Problem to solve: Look through the data and write out every line with the word "coefficient" in it.

+++ Listing +++

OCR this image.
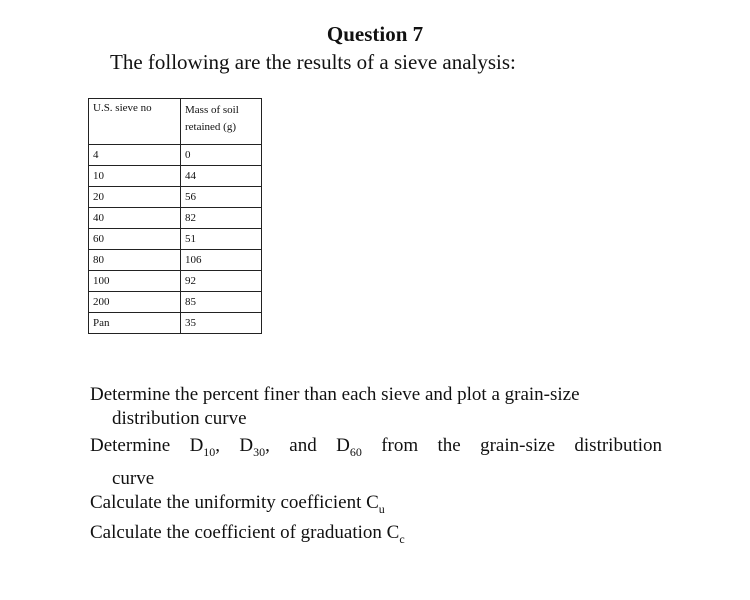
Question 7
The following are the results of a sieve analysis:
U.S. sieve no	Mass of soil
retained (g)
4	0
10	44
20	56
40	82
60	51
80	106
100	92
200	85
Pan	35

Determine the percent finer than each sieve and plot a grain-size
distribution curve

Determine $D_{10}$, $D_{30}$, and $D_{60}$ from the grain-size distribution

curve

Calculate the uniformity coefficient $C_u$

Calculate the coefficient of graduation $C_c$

+++
+++ Listing +++

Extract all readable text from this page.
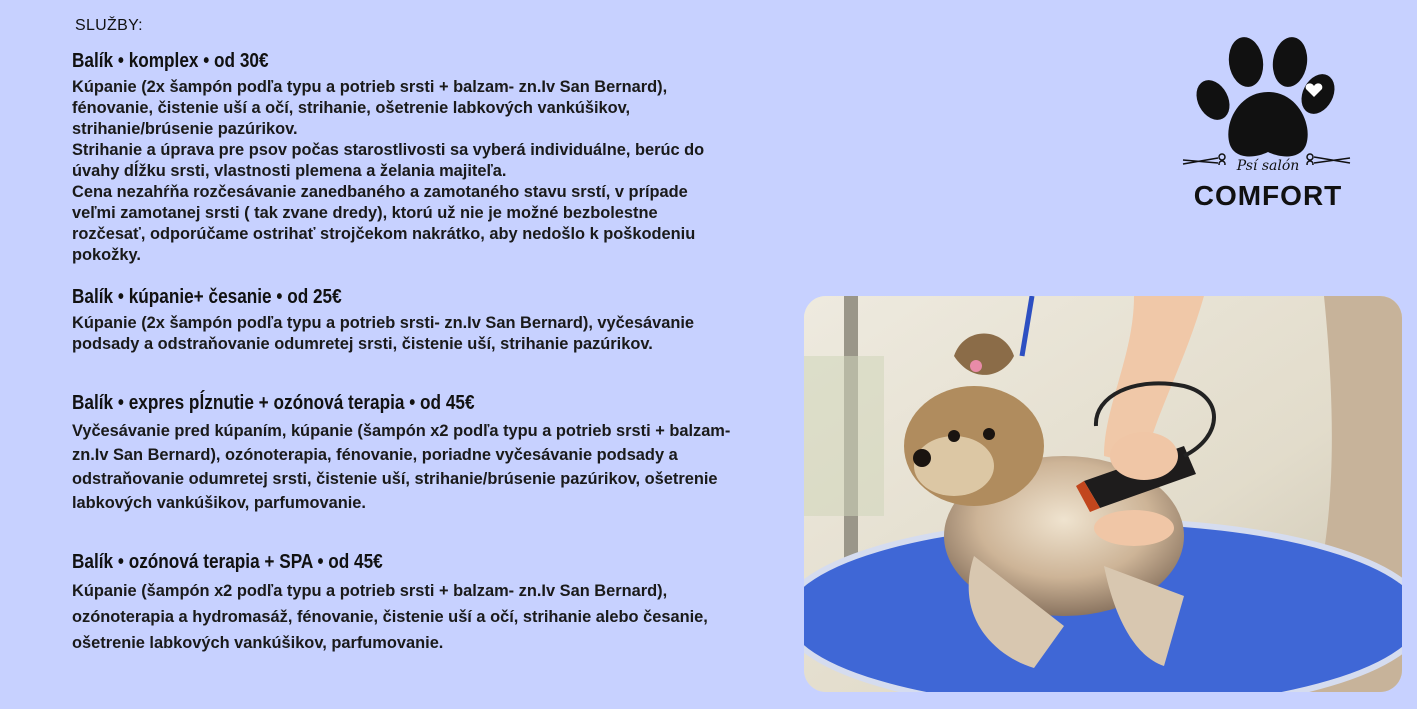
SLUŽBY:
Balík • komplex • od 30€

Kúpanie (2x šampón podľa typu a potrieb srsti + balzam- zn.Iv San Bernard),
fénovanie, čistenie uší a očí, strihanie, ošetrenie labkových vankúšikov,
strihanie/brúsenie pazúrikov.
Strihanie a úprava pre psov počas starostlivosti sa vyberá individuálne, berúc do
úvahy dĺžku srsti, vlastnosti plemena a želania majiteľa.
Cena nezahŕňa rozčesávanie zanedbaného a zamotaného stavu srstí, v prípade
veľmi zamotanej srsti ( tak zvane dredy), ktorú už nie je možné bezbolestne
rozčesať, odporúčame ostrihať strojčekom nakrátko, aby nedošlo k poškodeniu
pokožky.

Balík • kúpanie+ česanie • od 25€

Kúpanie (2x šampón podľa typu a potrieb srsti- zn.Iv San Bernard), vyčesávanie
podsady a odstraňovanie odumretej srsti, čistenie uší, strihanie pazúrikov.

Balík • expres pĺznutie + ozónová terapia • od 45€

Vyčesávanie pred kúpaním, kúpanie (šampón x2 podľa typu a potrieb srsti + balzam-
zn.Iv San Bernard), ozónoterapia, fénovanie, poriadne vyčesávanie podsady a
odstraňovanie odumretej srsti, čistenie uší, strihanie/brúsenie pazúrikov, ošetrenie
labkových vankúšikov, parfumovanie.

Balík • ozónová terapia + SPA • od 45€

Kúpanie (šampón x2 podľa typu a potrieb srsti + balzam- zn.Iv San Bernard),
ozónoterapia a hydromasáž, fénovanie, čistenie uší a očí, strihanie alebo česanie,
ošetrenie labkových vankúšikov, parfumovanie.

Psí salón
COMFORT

+++
+++ Listing +++

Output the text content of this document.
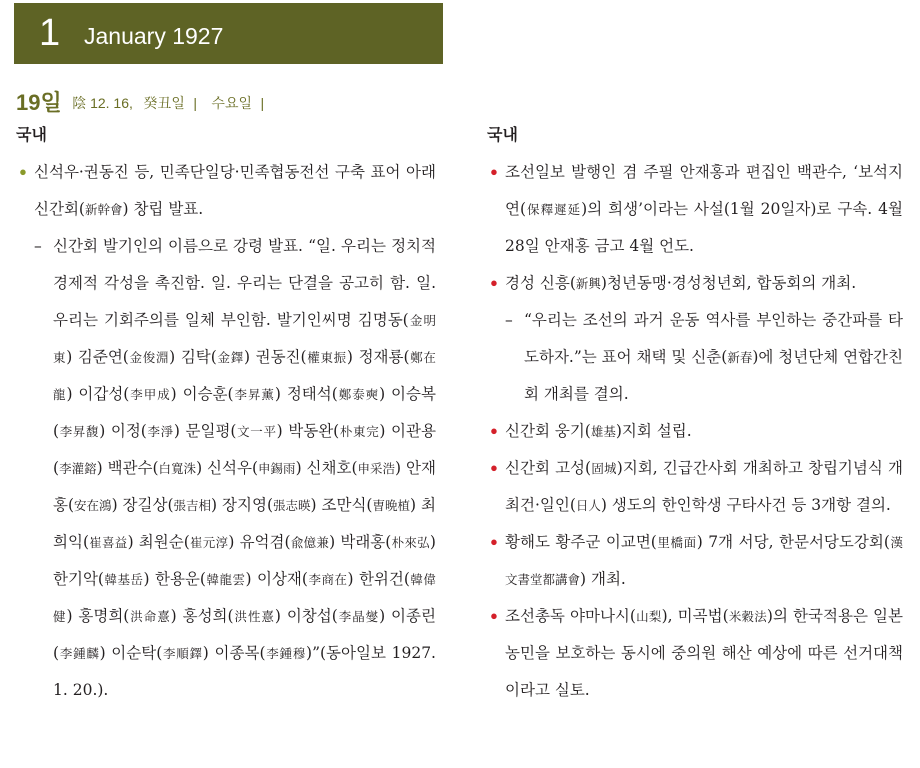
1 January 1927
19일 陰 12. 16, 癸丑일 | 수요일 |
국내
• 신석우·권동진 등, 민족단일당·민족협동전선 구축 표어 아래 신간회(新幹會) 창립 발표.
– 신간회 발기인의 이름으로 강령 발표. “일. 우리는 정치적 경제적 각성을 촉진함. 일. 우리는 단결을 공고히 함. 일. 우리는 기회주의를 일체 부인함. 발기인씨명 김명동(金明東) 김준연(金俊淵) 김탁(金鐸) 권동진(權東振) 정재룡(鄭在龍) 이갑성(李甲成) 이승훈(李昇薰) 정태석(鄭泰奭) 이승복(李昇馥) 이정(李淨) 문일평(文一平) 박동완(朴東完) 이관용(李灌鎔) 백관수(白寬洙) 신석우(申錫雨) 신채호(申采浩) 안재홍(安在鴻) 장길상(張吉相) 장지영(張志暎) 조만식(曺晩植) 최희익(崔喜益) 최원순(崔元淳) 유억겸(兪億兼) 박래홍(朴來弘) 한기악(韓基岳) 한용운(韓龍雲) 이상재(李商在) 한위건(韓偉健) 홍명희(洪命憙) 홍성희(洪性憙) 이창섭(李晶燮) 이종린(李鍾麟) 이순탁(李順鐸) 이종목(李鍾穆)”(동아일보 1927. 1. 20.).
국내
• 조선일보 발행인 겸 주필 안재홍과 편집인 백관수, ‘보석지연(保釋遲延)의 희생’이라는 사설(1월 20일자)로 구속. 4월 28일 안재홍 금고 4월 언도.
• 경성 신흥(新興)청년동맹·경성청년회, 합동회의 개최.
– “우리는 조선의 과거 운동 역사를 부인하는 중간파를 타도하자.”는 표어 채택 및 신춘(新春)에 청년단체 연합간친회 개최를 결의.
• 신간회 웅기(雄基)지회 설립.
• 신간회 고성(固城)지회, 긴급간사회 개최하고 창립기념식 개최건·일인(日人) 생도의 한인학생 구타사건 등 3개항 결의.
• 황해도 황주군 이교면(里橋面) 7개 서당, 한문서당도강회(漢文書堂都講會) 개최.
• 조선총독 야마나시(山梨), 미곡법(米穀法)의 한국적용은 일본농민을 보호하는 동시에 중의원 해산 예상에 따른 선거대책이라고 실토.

+++

Result of the exercise:
Calculate the uniformity coefficient $C_u$
Calculate the coefficient of graduation $C_c$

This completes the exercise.